Figure collection entries:
-- Start --

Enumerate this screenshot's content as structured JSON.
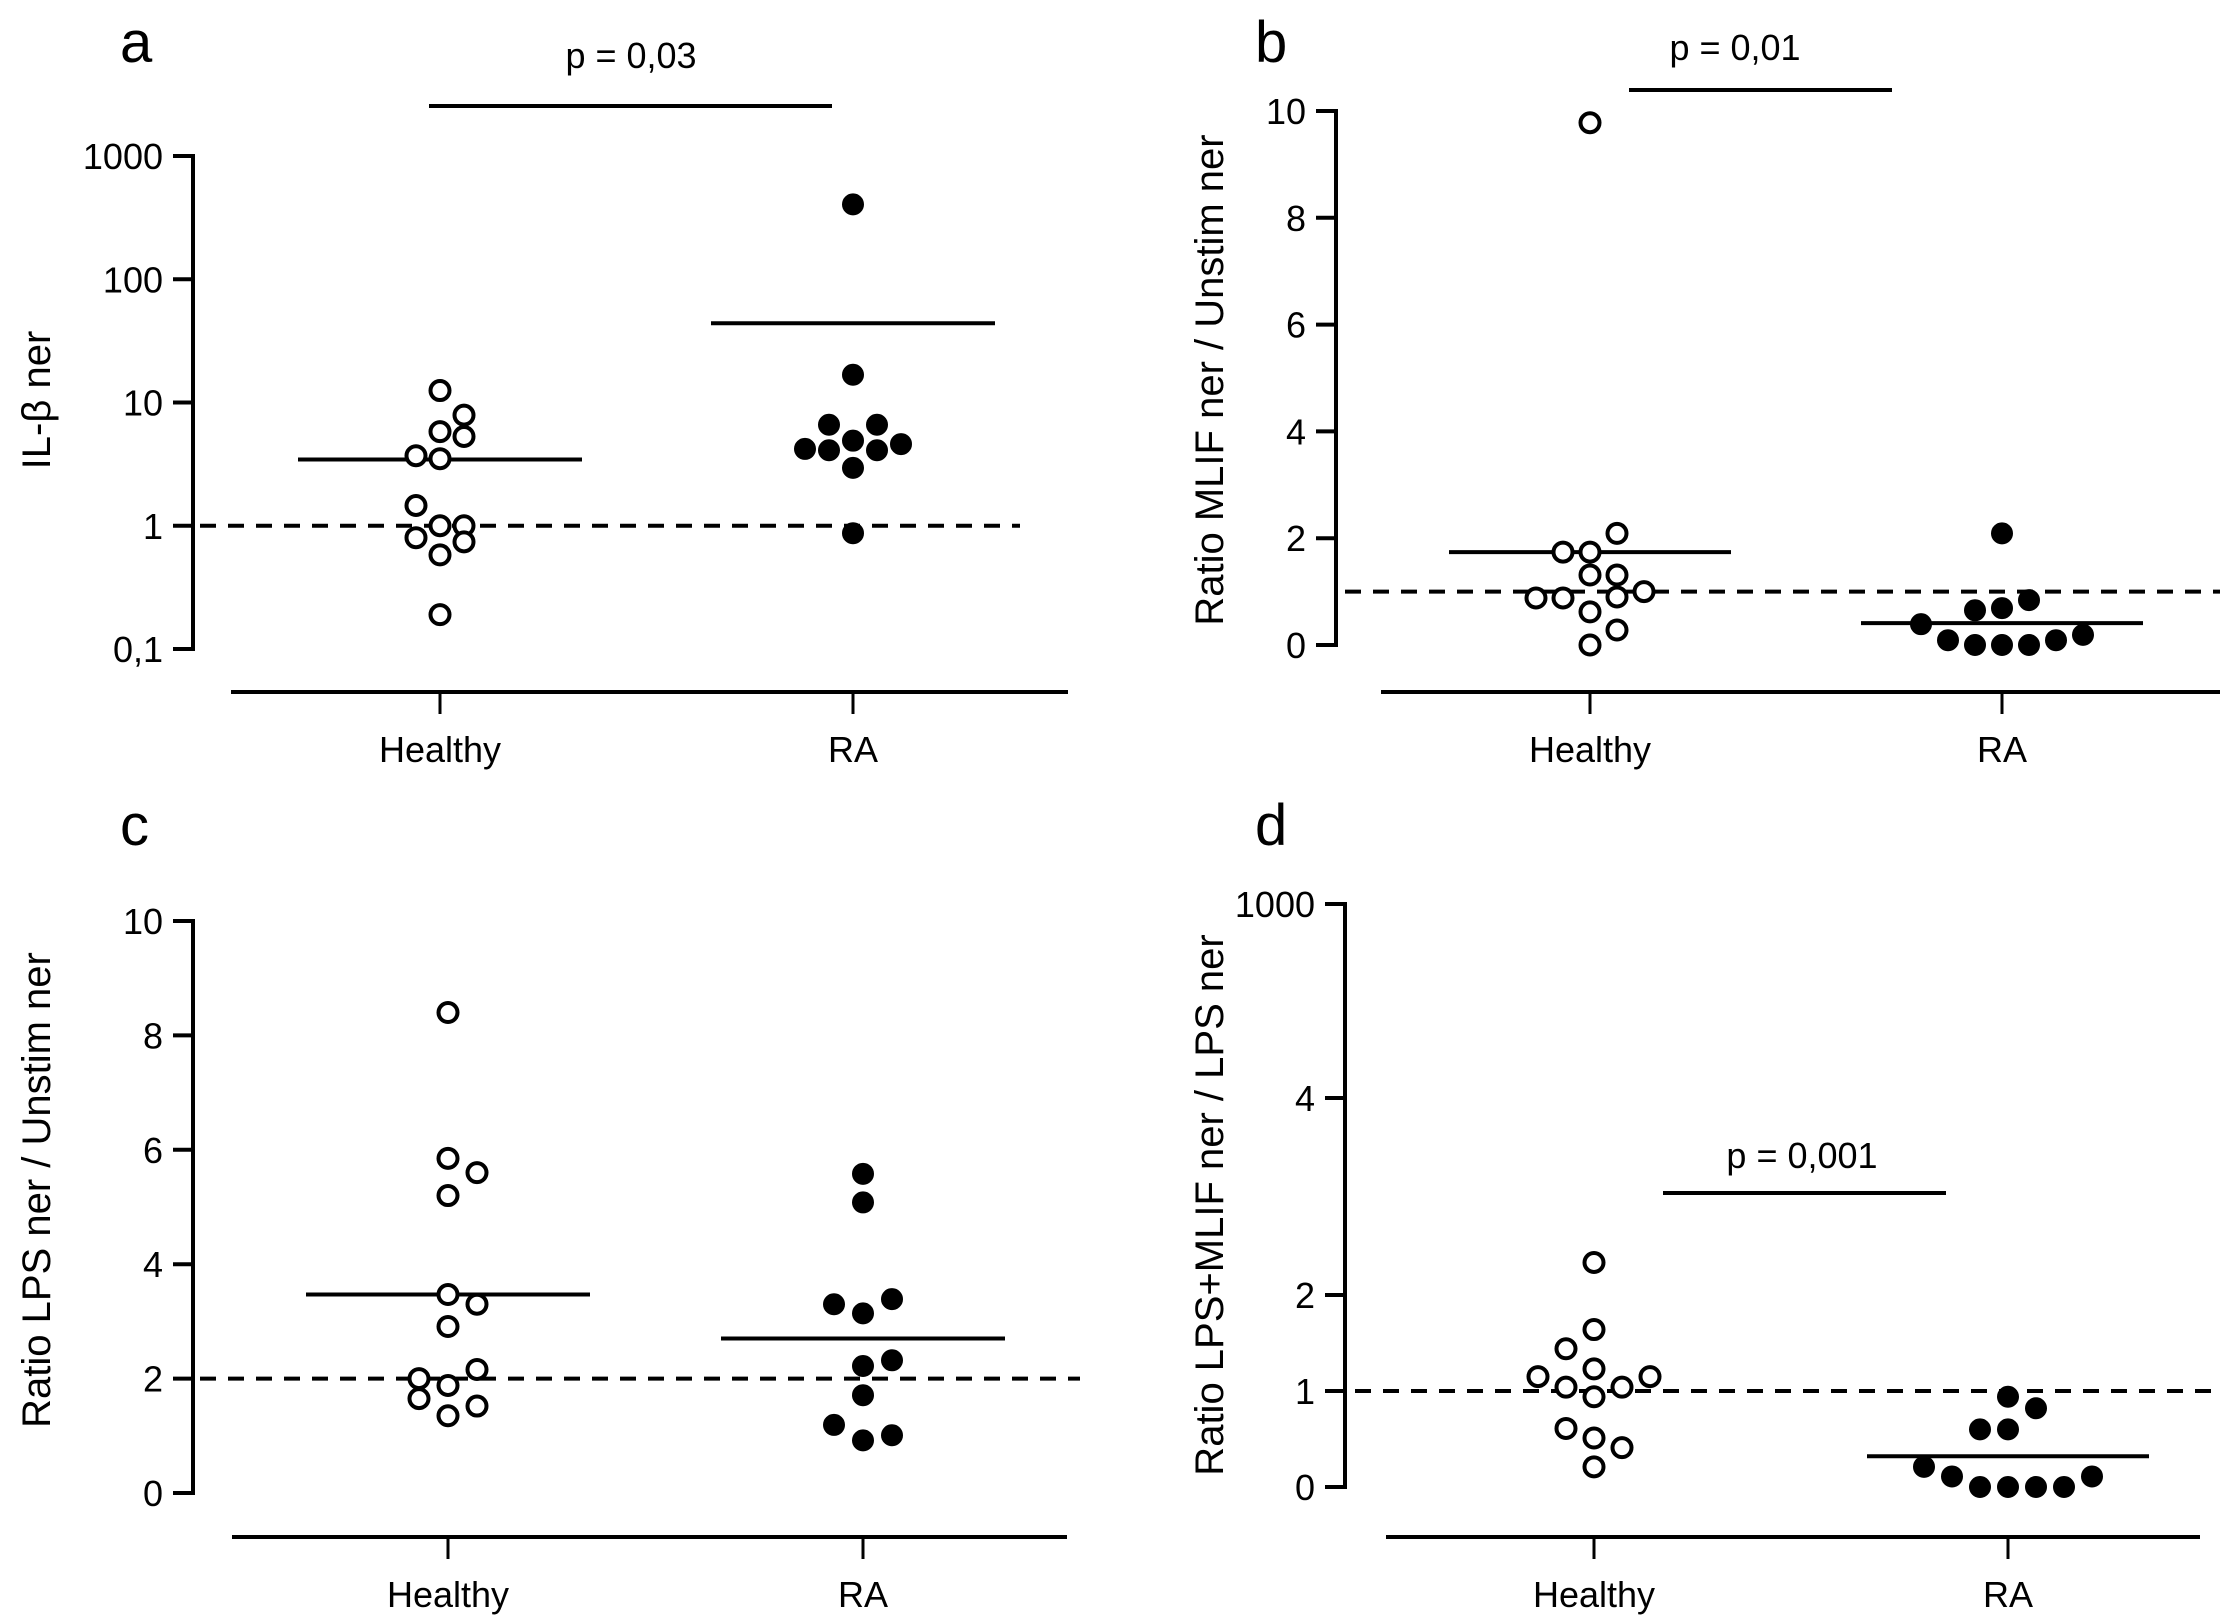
{
  "figure": {
    "panel_count": 4
  },
  "chart_data": [
    {
      "panel": "a",
      "type": "scatter",
      "title": "",
      "xlabel": "",
      "ylabel": "IL-β ner",
      "yscale": "log",
      "ylim": [
        0.1,
        1000
      ],
      "yticks": [
        0.1,
        1,
        10,
        100,
        1000
      ],
      "ytick_labels": [
        "0,1",
        "1",
        "10",
        "100",
        "1000"
      ],
      "categories": [
        "Healthy",
        "RA"
      ],
      "reference_line": 1,
      "grid": false,
      "legend": "none",
      "series": [
        {
          "name": "Healthy",
          "marker": "open-circle",
          "values": [
            12.5,
            7.9,
            5.8,
            5.3,
            3.7,
            3.5,
            1.46,
            1.0,
            1.0,
            0.8,
            0.74,
            0.58,
            0.19
          ],
          "offsets": [
            0,
            1,
            0,
            1,
            -1,
            0,
            -1,
            0,
            1,
            -1,
            1,
            0,
            0
          ],
          "mean": 3.45
        },
        {
          "name": "RA",
          "marker": "filled-circle",
          "values": [
            405,
            16.8,
            6.6,
            6.6,
            4.2,
            4.1,
            4.9,
            4.1,
            4.6,
            2.95,
            0.87
          ],
          "offsets": [
            0,
            0,
            -1,
            1,
            -2,
            -1,
            0,
            1,
            2,
            0,
            0
          ],
          "mean": 44
        }
      ],
      "annotation": {
        "text": "p = 0,03",
        "from": "Healthy",
        "to": "RA"
      }
    },
    {
      "panel": "b",
      "type": "scatter",
      "title": "",
      "xlabel": "",
      "ylabel": "Ratio MLIF ner / Unstim ner",
      "yscale": "linear",
      "ylim": [
        0,
        10
      ],
      "yticks": [
        0,
        2,
        4,
        6,
        8,
        10
      ],
      "ytick_labels": [
        "0",
        "2",
        "4",
        "6",
        "8",
        "10"
      ],
      "categories": [
        "Healthy",
        "RA"
      ],
      "reference_line": 1,
      "grid": false,
      "legend": "none",
      "series": [
        {
          "name": "Healthy",
          "marker": "open-circle",
          "values": [
            9.78,
            2.09,
            1.74,
            1.74,
            1.31,
            1.31,
            1.0,
            0.9,
            0.88,
            0.88,
            0.62,
            0.28,
            0.0
          ],
          "offsets": [
            0,
            1,
            -1,
            0,
            0,
            1,
            2,
            1,
            -2,
            -1,
            0,
            1,
            0
          ],
          "mean": 1.74
        },
        {
          "name": "RA",
          "marker": "filled-circle",
          "values": [
            2.09,
            0.84,
            0.69,
            0.65,
            0.39,
            0.19,
            0.09,
            0.09,
            0.0,
            0.0,
            0.0
          ],
          "offsets": [
            0,
            1,
            0,
            -1,
            -3,
            3,
            -2,
            2,
            -1,
            0,
            1
          ],
          "mean": 0.41
        }
      ],
      "annotation": {
        "text": "p = 0,01",
        "from": "Healthy",
        "to": "RA"
      }
    },
    {
      "panel": "c",
      "type": "scatter",
      "title": "",
      "xlabel": "",
      "ylabel": "Ratio LPS ner / Unstim ner",
      "yscale": "linear",
      "ylim": [
        0,
        10
      ],
      "yticks": [
        0,
        2,
        4,
        6,
        8,
        10
      ],
      "ytick_labels": [
        "0",
        "2",
        "4",
        "6",
        "8",
        "10"
      ],
      "categories": [
        "Healthy",
        "RA"
      ],
      "reference_line": 2,
      "grid": false,
      "legend": "none",
      "series": [
        {
          "name": "Healthy",
          "marker": "open-circle",
          "values": [
            8.4,
            5.85,
            5.6,
            5.2,
            3.47,
            3.3,
            2.91,
            2.16,
            2.0,
            1.88,
            1.65,
            1.52,
            1.35
          ],
          "offsets": [
            0,
            0,
            1,
            0,
            0,
            1,
            0,
            1,
            -1,
            0,
            -1,
            1,
            0
          ],
          "mean": 3.47
        },
        {
          "name": "RA",
          "marker": "filled-circle",
          "values": [
            5.58,
            5.08,
            3.39,
            3.3,
            3.14,
            2.32,
            2.22,
            1.71,
            1.19,
            1.01,
            0.92
          ],
          "offsets": [
            0,
            0,
            1,
            -1,
            0,
            1,
            0,
            0,
            -1,
            1,
            0
          ],
          "mean": 2.7
        }
      ]
    },
    {
      "panel": "d",
      "type": "scatter",
      "title": "",
      "xlabel": "",
      "ylabel": "Ratio LPS+MLIF ner / LPS ner",
      "yscale": "piecewise",
      "ylim": [
        0,
        1000
      ],
      "yticks": [
        0,
        1,
        2,
        4,
        1000
      ],
      "ytick_labels": [
        "0",
        "1",
        "2",
        "4",
        "1000"
      ],
      "categories": [
        "Healthy",
        "RA"
      ],
      "reference_line": 1,
      "grid": false,
      "legend": "none",
      "series": [
        {
          "name": "Healthy",
          "marker": "open-circle",
          "values": [
            2.33,
            1.64,
            1.44,
            1.23,
            1.15,
            1.15,
            1.04,
            1.04,
            0.94,
            0.61,
            0.51,
            0.41,
            0.21
          ],
          "offsets": [
            0,
            0,
            -1,
            0,
            -2,
            2,
            -1,
            1,
            0,
            -1,
            0,
            1,
            0
          ]
        },
        {
          "name": "RA",
          "marker": "filled-circle",
          "values": [
            0.94,
            0.82,
            0.6,
            0.6,
            0.21,
            0.11,
            0.11,
            0.0,
            0.0,
            0.0,
            0.0
          ],
          "offsets": [
            0,
            1,
            -1,
            0,
            -3,
            -2,
            3,
            -1,
            0,
            1,
            2
          ],
          "mean": 0.32
        }
      ],
      "annotation": {
        "text": "p = 0,001",
        "from": "Healthy",
        "to": "RA"
      }
    }
  ]
}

-- End --

To do: Transcribe the material exactly, and leave out whatever pictures it holds.

Complete answer:
Enumerate this screenshot's content as structured JSON.
{
  "figure": {
    "panel_count": 4
  },
  "chart_data": [
    {
      "panel": "a",
      "type": "scatter",
      "title": "",
      "xlabel": "",
      "ylabel": "IL-β ner",
      "yscale": "log",
      "ylim": [
        0.1,
        1000
      ],
      "yticks": [
        0.1,
        1,
        10,
        100,
        1000
      ],
      "ytick_labels": [
        "0,1",
        "1",
        "10",
        "100",
        "1000"
      ],
      "categories": [
        "Healthy",
        "RA"
      ],
      "reference_line": 1,
      "grid": false,
      "legend": "none",
      "series": [
        {
          "name": "Healthy",
          "marker": "open-circle",
          "values": [
            12.5,
            7.9,
            5.8,
            5.3,
            3.7,
            3.5,
            1.46,
            1.0,
            1.0,
            0.8,
            0.74,
            0.58,
            0.19
          ],
          "offsets": [
            0,
            1,
            0,
            1,
            -1,
            0,
            -1,
            0,
            1,
            -1,
            1,
            0,
            0
          ],
          "mean": 3.45
        },
        {
          "name": "RA",
          "marker": "filled-circle",
          "values": [
            405,
            16.8,
            6.6,
            6.6,
            4.2,
            4.1,
            4.9,
            4.1,
            4.6,
            2.95,
            0.87
          ],
          "offsets": [
            0,
            0,
            -1,
            1,
            -2,
            -1,
            0,
            1,
            2,
            0,
            0
          ],
          "mean": 44
        }
      ],
      "annotation": {
        "text": "p = 0,03",
        "from": "Healthy",
        "to": "RA"
      }
    },
    {
      "panel": "b",
      "type": "scatter",
      "title": "",
      "xlabel": "",
      "ylabel": "Ratio MLIF ner / Unstim ner",
      "yscale": "linear",
      "ylim": [
        0,
        10
      ],
      "yticks": [
        0,
        2,
        4,
        6,
        8,
        10
      ],
      "ytick_labels": [
        "0",
        "2",
        "4",
        "6",
        "8",
        "10"
      ],
      "categories": [
        "Healthy",
        "RA"
      ],
      "reference_line": 1,
      "grid": false,
      "legend": "none",
      "series": [
        {
          "name": "Healthy",
          "marker": "open-circle",
          "values": [
            9.78,
            2.09,
            1.74,
            1.74,
            1.31,
            1.31,
            1.0,
            0.9,
            0.88,
            0.88,
            0.62,
            0.28,
            0.0
          ],
          "offsets": [
            0,
            1,
            -1,
            0,
            0,
            1,
            2,
            1,
            -2,
            -1,
            0,
            1,
            0
          ],
          "mean": 1.74
        },
        {
          "name": "RA",
          "marker": "filled-circle",
          "values": [
            2.09,
            0.84,
            0.69,
            0.65,
            0.39,
            0.19,
            0.09,
            0.09,
            0.0,
            0.0,
            0.0
          ],
          "offsets": [
            0,
            1,
            0,
            -1,
            -3,
            3,
            -2,
            2,
            -1,
            0,
            1
          ],
          "mean": 0.41
        }
      ],
      "annotation": {
        "text": "p = 0,01",
        "from": "Healthy",
        "to": "RA"
      }
    },
    {
      "panel": "c",
      "type": "scatter",
      "title": "",
      "xlabel": "",
      "ylabel": "Ratio LPS ner / Unstim ner",
      "yscale": "linear",
      "ylim": [
        0,
        10
      ],
      "yticks": [
        0,
        2,
        4,
        6,
        8,
        10
      ],
      "ytick_labels": [
        "0",
        "2",
        "4",
        "6",
        "8",
        "10"
      ],
      "categories": [
        "Healthy",
        "RA"
      ],
      "reference_line": 2,
      "grid": false,
      "legend": "none",
      "series": [
        {
          "name": "Healthy",
          "marker": "open-circle",
          "values": [
            8.4,
            5.85,
            5.6,
            5.2,
            3.47,
            3.3,
            2.91,
            2.16,
            2.0,
            1.88,
            1.65,
            1.52,
            1.35
          ],
          "offsets": [
            0,
            0,
            1,
            0,
            0,
            1,
            0,
            1,
            -1,
            0,
            -1,
            1,
            0
          ],
          "mean": 3.47
        },
        {
          "name": "RA",
          "marker": "filled-circle",
          "values": [
            5.58,
            5.08,
            3.39,
            3.3,
            3.14,
            2.32,
            2.22,
            1.71,
            1.19,
            1.01,
            0.92
          ],
          "offsets": [
            0,
            0,
            1,
            -1,
            0,
            1,
            0,
            0,
            -1,
            1,
            0
          ],
          "mean": 2.7
        }
      ]
    },
    {
      "panel": "d",
      "type": "scatter",
      "title": "",
      "xlabel": "",
      "ylabel": "Ratio LPS+MLIF ner / LPS ner",
      "yscale": "piecewise",
      "ylim": [
        0,
        1000
      ],
      "yticks": [
        0,
        1,
        2,
        4,
        1000
      ],
      "ytick_labels": [
        "0",
        "1",
        "2",
        "4",
        "1000"
      ],
      "categories": [
        "Healthy",
        "RA"
      ],
      "reference_line": 1,
      "grid": false,
      "legend": "none",
      "series": [
        {
          "name": "Healthy",
          "marker": "open-circle",
          "values": [
            2.33,
            1.64,
            1.44,
            1.23,
            1.15,
            1.15,
            1.04,
            1.04,
            0.94,
            0.61,
            0.51,
            0.41,
            0.21
          ],
          "offsets": [
            0,
            0,
            -1,
            0,
            -2,
            2,
            -1,
            1,
            0,
            -1,
            0,
            1,
            0
          ]
        },
        {
          "name": "RA",
          "marker": "filled-circle",
          "values": [
            0.94,
            0.82,
            0.6,
            0.6,
            0.21,
            0.11,
            0.11,
            0.0,
            0.0,
            0.0,
            0.0
          ],
          "offsets": [
            0,
            1,
            -1,
            0,
            -3,
            -2,
            3,
            -1,
            0,
            1,
            2
          ],
          "mean": 0.32
        }
      ],
      "annotation": {
        "text": "p = 0,001",
        "from": "Healthy",
        "to": "RA"
      }
    }
  ]
}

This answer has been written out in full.